§ Instructions to follow: In the material below, find each line holding the string "化学工程与工艺" and copy it.
^^^^^^^^
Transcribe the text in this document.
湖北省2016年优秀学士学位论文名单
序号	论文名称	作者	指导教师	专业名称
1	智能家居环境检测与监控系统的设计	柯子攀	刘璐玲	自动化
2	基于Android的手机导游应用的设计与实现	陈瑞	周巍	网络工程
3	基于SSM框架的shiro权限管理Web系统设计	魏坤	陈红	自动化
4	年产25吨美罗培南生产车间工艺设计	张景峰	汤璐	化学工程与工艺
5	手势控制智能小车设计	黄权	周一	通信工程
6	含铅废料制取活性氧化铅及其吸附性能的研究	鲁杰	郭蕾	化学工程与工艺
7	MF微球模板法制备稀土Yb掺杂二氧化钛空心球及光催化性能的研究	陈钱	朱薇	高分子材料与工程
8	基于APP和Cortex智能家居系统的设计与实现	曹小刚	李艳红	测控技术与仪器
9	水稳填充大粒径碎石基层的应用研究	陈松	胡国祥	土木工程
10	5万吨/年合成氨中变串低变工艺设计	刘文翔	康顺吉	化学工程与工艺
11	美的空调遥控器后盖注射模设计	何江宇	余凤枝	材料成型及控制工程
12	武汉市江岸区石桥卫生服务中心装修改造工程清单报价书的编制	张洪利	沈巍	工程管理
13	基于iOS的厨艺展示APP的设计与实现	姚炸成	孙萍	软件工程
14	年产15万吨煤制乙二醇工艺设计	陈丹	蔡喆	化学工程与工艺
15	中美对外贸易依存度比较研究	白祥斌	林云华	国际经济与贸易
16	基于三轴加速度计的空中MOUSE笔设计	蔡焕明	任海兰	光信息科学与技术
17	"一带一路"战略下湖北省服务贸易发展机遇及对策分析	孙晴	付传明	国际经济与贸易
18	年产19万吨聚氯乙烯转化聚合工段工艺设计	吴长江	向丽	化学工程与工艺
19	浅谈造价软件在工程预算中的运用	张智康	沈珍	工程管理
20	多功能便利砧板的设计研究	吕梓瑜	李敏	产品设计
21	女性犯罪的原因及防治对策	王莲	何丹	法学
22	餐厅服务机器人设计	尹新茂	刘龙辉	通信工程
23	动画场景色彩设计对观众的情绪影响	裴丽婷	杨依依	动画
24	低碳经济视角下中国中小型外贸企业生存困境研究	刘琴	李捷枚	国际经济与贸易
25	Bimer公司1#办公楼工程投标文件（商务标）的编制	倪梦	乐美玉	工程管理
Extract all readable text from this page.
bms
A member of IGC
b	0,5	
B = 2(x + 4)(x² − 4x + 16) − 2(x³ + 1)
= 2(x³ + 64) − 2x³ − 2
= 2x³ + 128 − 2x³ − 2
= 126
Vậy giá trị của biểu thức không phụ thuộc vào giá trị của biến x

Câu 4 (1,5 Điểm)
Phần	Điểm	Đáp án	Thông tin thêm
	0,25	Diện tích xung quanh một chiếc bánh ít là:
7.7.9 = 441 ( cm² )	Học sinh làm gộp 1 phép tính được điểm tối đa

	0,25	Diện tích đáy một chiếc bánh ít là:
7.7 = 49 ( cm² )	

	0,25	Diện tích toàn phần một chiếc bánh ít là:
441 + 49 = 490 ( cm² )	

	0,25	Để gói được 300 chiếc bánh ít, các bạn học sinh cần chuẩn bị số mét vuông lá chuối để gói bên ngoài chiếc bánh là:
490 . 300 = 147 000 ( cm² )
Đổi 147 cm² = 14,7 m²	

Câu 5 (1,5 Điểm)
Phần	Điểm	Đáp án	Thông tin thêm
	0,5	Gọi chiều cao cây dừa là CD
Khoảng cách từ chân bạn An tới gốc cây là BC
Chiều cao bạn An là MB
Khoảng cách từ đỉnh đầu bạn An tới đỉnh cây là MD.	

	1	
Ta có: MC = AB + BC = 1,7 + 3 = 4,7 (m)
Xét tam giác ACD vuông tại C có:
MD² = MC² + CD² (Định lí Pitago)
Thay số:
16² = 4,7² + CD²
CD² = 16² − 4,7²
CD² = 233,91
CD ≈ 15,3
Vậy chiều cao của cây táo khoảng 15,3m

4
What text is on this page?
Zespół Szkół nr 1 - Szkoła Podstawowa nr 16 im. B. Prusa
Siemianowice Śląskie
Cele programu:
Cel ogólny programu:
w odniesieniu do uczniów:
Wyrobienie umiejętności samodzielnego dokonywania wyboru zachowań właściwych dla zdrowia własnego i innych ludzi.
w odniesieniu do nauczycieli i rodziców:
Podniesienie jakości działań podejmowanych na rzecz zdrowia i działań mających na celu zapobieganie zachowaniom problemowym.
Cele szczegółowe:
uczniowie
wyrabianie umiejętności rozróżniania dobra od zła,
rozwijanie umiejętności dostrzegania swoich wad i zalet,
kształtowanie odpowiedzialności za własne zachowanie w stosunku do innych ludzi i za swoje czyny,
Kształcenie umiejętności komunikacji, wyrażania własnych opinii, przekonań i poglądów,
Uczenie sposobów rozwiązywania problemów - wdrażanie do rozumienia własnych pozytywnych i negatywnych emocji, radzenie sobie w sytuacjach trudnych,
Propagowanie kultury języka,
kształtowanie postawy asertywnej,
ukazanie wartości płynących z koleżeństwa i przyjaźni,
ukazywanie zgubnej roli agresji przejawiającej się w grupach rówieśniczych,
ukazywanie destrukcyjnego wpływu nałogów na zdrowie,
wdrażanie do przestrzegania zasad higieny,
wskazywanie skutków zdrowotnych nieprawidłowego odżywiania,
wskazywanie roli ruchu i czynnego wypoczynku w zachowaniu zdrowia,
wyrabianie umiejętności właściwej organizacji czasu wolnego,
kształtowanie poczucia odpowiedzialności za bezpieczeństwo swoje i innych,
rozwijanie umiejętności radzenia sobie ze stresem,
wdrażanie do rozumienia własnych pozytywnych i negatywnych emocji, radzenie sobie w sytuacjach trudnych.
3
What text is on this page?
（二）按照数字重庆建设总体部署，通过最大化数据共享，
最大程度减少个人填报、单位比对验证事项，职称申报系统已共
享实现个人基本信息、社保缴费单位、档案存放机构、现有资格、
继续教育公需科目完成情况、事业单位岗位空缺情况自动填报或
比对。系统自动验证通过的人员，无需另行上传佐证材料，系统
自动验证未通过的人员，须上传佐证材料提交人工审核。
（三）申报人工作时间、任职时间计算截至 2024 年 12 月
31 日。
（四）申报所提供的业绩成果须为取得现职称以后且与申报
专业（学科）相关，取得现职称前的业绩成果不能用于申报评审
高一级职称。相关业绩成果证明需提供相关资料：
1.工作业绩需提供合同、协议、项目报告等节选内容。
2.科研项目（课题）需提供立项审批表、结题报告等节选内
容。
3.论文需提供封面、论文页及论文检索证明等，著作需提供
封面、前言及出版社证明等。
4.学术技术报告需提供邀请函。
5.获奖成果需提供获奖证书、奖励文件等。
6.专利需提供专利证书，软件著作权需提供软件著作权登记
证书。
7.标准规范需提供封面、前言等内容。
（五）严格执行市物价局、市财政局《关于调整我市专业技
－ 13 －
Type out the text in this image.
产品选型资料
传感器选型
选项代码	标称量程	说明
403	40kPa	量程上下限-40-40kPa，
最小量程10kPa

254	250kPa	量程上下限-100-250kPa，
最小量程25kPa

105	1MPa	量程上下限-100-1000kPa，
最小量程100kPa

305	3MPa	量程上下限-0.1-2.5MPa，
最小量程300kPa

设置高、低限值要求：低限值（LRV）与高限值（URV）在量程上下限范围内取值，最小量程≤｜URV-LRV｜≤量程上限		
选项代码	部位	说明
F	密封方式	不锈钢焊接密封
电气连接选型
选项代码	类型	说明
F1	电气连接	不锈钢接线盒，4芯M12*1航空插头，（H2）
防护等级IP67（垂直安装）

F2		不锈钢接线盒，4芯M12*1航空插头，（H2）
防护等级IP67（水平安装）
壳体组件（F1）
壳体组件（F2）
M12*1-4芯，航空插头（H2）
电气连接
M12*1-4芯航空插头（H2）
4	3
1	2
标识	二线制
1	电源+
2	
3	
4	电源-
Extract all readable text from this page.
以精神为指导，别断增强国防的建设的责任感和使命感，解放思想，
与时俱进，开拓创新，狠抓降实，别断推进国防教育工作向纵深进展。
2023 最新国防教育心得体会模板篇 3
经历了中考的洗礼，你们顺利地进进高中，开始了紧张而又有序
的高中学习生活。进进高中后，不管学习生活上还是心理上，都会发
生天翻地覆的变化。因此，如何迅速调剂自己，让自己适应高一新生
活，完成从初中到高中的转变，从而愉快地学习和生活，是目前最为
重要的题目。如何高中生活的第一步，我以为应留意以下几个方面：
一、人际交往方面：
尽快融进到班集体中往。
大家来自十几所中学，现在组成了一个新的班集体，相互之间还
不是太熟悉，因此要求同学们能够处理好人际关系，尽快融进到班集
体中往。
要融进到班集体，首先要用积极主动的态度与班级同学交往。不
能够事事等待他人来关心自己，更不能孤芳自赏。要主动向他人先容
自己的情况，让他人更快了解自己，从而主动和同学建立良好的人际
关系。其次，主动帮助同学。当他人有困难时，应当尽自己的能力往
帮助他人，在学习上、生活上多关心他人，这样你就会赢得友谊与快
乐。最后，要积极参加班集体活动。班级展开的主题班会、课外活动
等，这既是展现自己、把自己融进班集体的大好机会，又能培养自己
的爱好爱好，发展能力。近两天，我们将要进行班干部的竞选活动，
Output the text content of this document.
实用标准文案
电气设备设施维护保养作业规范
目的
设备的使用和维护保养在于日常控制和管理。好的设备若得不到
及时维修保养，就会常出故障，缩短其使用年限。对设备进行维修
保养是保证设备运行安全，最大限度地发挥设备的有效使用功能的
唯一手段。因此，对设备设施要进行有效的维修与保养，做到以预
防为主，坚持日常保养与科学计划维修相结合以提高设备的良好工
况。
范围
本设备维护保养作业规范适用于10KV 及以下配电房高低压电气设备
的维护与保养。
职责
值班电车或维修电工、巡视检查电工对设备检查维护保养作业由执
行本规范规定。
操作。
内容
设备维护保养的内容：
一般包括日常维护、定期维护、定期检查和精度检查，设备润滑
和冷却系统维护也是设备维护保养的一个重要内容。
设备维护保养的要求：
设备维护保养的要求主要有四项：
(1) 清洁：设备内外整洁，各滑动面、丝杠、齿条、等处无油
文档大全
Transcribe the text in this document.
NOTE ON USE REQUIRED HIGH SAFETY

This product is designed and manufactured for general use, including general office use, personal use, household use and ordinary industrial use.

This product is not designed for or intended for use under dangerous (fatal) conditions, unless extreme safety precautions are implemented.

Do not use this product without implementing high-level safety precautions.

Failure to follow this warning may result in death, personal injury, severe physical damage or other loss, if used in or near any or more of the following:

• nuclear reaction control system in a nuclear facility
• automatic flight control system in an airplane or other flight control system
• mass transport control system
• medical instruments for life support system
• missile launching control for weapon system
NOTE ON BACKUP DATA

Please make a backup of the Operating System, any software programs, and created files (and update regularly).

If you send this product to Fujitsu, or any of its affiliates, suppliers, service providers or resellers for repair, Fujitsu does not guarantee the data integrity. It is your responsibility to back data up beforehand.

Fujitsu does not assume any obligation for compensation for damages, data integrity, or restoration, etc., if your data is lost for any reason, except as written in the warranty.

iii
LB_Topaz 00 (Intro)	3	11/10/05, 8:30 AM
^^^^^^^^
§ Finished exercise:
4	年产25吨美罗培南生产车间工艺设计	张景峰	汤璐	化学工程与工艺
6	含铅废料制取活性氧化铅及其吸附性能的研究	鲁杰	郭蕾	化学工程与工艺
10	5万吨/年合成氨中变串低变工艺设计	刘文翔	康顺吉	化学工程与工艺
14	年产15万吨煤制乙二醇工艺设计	陈丹	蔡喆	化学工程与工艺
18	年产19万吨聚氯乙烯转化聚合工段工艺设计	吴长江	向丽	化学工程与工艺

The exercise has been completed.